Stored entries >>
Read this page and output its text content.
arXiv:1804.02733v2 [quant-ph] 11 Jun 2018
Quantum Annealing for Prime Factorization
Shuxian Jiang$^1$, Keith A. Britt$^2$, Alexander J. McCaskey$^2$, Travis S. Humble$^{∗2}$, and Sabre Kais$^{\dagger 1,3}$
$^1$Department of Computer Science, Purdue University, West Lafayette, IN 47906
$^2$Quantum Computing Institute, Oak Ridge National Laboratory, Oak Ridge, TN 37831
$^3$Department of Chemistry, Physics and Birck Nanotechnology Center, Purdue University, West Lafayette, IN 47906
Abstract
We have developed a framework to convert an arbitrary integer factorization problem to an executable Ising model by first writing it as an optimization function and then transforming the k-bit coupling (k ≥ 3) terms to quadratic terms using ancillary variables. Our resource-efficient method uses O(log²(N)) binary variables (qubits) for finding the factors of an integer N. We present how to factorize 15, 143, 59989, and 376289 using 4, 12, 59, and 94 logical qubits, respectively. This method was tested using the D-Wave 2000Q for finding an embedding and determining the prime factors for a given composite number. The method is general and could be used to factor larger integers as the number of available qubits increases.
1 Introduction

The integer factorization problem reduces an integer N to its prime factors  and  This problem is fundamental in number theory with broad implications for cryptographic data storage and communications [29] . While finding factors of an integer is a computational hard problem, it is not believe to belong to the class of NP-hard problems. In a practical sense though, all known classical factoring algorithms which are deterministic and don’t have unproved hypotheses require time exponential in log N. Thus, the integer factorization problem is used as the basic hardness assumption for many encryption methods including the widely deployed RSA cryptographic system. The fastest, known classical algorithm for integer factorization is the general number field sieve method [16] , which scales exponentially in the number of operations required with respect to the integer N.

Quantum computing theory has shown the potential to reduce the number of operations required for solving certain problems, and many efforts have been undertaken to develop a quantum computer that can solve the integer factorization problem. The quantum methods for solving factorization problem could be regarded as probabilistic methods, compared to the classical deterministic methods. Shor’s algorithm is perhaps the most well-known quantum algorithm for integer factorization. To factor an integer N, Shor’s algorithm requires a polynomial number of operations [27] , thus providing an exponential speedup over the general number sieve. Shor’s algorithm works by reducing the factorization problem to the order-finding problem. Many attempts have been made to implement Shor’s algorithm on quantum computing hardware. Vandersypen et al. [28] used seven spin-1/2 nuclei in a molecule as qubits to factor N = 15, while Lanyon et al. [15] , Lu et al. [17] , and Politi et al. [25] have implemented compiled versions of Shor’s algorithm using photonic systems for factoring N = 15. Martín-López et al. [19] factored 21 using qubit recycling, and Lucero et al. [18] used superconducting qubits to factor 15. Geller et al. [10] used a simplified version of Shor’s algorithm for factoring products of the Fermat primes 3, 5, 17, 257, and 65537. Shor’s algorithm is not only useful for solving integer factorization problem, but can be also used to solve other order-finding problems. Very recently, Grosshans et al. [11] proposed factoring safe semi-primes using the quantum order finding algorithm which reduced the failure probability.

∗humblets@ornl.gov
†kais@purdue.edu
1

Exercise goal >> Restate each of the entries above verbatim.

Output of the exercise >>
Read this page and output its text content.
arXiv:1804.02733v2 [quant-ph] 11 Jun 2018
Quantum Annealing for Prime Factorization
Shuxian Jiang$^1$, Keith A. Britt$^2$, Alexander J. McCaskey$^2$, Travis S. Humble$^{∗2}$, and Sabre Kais$^{\dagger 1,3}$
$^1$Department of Computer Science, Purdue University, West Lafayette, IN 47906
$^2$Quantum Computing Institute, Oak Ridge National Laboratory, Oak Ridge, TN 37831
$^3$Department of Chemistry, Physics and Birck Nanotechnology Center, Purdue University, West Lafayette, IN 47906
Abstract
We have developed a framework to convert an arbitrary integer factorization problem to an executable Ising model by first writing it as an optimization function and then transforming the k-bit coupling (k ≥ 3) terms to quadratic terms using ancillary variables. Our resource-efficient method uses O(log²(N)) binary variables (qubits) for finding the factors of an integer N. We present how to factorize 15, 143, 59989, and 376289 using 4, 12, 59, and 94 logical qubits, respectively. This method was tested using the D-Wave 2000Q for finding an embedding and determining the prime factors for a given composite number. The method is general and could be used to factor larger integers as the number of available qubits increases.
1 Introduction

The integer factorization problem reduces an integer N to its prime factors  and  This problem is fundamental in number theory with broad implications for cryptographic data storage and communications [29] . While finding factors of an integer is a computational hard problem, it is not believe to belong to the class of NP-hard problems. In a practical sense though, all known classical factoring algorithms which are deterministic and don’t have unproved hypotheses require time exponential in log N. Thus, the integer factorization problem is used as the basic hardness assumption for many encryption methods including the widely deployed RSA cryptographic system. The fastest, known classical algorithm for integer factorization is the general number field sieve method [16] , which scales exponentially in the number of operations required with respect to the integer N.

Quantum computing theory has shown the potential to reduce the number of operations required for solving certain problems, and many efforts have been undertaken to develop a quantum computer that can solve the integer factorization problem. The quantum methods for solving factorization problem could be regarded as probabilistic methods, compared to the classical deterministic methods. Shor’s algorithm is perhaps the most well-known quantum algorithm for integer factorization. To factor an integer N, Shor’s algorithm requires a polynomial number of operations [27] , thus providing an exponential speedup over the general number sieve. Shor’s algorithm works by reducing the factorization problem to the order-finding problem. Many attempts have been made to implement Shor’s algorithm on quantum computing hardware. Vandersypen et al. [28] used seven spin-1/2 nuclei in a molecule as qubits to factor N = 15, while Lanyon et al. [15] , Lu et al. [17] , and Politi et al. [25] have implemented compiled versions of Shor’s algorithm using photonic systems for factoring N = 15. Martín-López et al. [19] factored 21 using qubit recycling, and Lucero et al. [18] used superconducting qubits to factor 15. Geller et al. [10] used a simplified version of Shor’s algorithm for factoring products of the Fermat primes 3, 5, 17, 257, and 65537. Shor’s algorithm is not only useful for solving integer factorization problem, but can be also used to solve other order-finding problems. Very recently, Grosshans et al. [11] proposed factoring safe semi-primes using the quantum order finding algorithm which reduced the failure probability.

∗humblets@ornl.gov
†kais@purdue.edu
1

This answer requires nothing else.